▸ WRITTEN TASK
In the entries below, identify every line with the string "content" and copy it.

▸ DATASET
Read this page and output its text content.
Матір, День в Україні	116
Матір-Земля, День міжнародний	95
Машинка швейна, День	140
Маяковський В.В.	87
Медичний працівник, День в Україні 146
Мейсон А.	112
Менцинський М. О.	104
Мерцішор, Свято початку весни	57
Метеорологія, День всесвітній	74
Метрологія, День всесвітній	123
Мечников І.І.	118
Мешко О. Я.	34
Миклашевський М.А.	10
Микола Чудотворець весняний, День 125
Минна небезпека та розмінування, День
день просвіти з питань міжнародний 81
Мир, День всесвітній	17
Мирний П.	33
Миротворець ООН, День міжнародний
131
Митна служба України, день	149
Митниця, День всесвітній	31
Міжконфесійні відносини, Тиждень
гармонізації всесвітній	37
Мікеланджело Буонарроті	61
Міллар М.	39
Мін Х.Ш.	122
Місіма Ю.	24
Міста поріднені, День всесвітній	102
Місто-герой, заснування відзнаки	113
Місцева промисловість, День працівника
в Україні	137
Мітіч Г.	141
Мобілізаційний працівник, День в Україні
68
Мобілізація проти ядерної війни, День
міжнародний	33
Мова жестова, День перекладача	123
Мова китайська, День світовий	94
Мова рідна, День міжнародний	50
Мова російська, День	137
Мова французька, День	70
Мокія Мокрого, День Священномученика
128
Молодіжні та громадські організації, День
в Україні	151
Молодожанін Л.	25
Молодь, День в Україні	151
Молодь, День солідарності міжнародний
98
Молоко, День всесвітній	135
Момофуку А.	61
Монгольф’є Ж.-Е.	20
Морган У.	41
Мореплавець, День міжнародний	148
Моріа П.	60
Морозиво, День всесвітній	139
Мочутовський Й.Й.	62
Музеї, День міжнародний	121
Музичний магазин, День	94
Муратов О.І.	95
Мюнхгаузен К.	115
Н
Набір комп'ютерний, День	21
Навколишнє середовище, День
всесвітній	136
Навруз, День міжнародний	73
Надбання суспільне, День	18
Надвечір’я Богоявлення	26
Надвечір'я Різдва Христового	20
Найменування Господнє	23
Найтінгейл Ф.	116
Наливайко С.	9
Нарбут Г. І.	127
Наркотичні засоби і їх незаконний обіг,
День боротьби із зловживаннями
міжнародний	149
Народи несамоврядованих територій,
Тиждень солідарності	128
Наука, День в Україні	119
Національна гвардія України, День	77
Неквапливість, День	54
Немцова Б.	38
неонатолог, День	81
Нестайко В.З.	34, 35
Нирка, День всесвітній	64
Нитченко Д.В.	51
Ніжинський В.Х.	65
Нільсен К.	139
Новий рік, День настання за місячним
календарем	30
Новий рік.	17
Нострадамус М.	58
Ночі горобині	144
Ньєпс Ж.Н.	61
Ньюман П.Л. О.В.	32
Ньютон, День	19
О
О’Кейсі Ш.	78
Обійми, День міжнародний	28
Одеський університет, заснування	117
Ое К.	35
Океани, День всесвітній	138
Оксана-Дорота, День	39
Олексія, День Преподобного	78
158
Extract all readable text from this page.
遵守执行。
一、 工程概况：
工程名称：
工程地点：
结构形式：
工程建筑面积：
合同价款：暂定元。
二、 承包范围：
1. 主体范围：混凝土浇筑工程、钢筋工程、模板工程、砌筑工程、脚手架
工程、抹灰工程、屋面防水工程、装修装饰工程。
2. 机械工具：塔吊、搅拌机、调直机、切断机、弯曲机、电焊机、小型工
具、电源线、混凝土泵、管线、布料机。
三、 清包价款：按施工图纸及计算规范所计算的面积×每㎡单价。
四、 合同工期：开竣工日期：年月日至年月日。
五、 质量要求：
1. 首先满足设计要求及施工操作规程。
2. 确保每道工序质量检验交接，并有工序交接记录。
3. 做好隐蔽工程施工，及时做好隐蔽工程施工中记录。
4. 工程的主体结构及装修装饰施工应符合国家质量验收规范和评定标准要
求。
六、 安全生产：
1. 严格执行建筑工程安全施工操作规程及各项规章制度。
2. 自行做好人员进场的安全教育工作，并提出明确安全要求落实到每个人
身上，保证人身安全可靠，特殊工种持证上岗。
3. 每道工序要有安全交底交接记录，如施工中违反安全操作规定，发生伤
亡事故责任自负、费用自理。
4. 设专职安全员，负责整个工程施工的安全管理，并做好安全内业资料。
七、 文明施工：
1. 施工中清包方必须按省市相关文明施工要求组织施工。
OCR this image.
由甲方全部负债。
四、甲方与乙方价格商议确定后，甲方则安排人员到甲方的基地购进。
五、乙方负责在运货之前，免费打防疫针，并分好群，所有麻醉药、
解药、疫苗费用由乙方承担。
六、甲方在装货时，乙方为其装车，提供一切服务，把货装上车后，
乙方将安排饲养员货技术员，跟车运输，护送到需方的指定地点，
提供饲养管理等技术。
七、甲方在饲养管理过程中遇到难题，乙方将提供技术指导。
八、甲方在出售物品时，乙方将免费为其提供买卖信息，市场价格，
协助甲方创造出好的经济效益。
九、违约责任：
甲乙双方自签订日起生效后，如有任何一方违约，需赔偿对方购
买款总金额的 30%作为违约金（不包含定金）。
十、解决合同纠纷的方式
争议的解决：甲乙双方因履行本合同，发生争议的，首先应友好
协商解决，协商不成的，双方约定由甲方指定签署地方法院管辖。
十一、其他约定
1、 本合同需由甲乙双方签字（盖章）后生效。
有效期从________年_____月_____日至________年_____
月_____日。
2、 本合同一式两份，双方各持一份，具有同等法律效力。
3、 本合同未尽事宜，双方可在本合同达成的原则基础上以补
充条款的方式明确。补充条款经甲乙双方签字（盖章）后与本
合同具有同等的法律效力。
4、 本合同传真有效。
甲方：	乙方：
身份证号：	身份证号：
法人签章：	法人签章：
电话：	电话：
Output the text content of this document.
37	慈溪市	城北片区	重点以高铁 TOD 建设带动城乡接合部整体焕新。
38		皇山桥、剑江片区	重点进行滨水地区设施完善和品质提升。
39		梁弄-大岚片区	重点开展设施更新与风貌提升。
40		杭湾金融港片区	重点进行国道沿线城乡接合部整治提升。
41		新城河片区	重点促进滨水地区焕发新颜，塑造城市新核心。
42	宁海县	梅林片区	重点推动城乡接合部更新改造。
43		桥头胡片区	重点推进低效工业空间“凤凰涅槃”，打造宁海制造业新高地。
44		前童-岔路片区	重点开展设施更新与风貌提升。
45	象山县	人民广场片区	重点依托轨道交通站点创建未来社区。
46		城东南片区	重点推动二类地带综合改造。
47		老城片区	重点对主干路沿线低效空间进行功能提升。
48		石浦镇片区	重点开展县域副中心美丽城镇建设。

▸ FULL ANSWER
Read this page and output its text content.
Output the text content of this document.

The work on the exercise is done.